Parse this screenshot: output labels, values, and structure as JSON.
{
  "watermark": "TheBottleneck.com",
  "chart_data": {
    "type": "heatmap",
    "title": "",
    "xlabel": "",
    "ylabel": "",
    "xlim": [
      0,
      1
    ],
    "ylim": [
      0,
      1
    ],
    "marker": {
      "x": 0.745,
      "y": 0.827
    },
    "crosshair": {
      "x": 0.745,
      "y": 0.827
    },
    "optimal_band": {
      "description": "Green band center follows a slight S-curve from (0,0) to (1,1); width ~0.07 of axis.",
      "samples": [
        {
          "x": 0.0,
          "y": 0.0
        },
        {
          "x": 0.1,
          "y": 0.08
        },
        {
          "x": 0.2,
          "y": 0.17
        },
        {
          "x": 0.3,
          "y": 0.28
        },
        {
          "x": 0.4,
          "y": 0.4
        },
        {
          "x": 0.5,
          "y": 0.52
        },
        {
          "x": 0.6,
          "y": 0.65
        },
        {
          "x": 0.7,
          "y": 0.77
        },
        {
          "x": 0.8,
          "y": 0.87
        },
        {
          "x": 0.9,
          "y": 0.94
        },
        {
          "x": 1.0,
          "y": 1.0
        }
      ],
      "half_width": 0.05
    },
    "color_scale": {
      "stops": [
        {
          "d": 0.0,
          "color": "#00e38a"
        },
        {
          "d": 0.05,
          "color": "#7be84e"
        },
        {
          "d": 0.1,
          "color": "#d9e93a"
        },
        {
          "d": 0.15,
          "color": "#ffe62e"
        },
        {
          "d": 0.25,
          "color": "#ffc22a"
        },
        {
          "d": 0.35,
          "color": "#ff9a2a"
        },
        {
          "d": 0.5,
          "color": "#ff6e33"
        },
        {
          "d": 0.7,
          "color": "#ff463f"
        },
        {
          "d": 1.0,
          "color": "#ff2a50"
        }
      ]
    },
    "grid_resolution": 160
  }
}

- - - -

**What you will do**
Repeat the entries shown above, every one, word for word.

**Answer for the task**
Parse this screenshot: output labels, values, and structure as JSON.
{
  "watermark": "TheBottleneck.com",
  "chart_data": {
    "type": "heatmap",
    "title": "",
    "xlabel": "",
    "ylabel": "",
    "xlim": [
      0,
      1
    ],
    "ylim": [
      0,
      1
    ],
    "marker": {
      "x": 0.745,
      "y": 0.827
    },
    "crosshair": {
      "x": 0.745,
      "y": 0.827
    },
    "optimal_band": {
      "description": "Green band center follows a slight S-curve from (0,0) to (1,1); width ~0.07 of axis.",
      "samples": [
        {
          "x": 0.0,
          "y": 0.0
        },
        {
          "x": 0.1,
          "y": 0.08
        },
        {
          "x": 0.2,
          "y": 0.17
        },
        {
          "x": 0.3,
          "y": 0.28
        },
        {
          "x": 0.4,
          "y": 0.4
        },
        {
          "x": 0.5,
          "y": 0.52
        },
        {
          "x": 0.6,
          "y": 0.65
        },
        {
          "x": 0.7,
          "y": 0.77
        },
        {
          "x": 0.8,
          "y": 0.87
        },
        {
          "x": 0.9,
          "y": 0.94
        },
        {
          "x": 1.0,
          "y": 1.0
        }
      ],
      "half_width": 0.05
    },
    "color_scale": {
      "stops": [
        {
          "d": 0.0,
          "color": "#00e38a"
        },
        {
          "d": 0.05,
          "color": "#7be84e"
        },
        {
          "d": 0.1,
          "color": "#d9e93a"
        },
        {
          "d": 0.15,
          "color": "#ffe62e"
        },
        {
          "d": 0.25,
          "color": "#ffc22a"
        },
        {
          "d": 0.35,
          "color": "#ff9a2a"
        },
        {
          "d": 0.5,
          "color": "#ff6e33"
        },
        {
          "d": 0.7,
          "color": "#ff463f"
        },
        {
          "d": 1.0,
          "color": "#ff2a50"
        }
      ]
    },
    "grid_resolution": 160
  }
}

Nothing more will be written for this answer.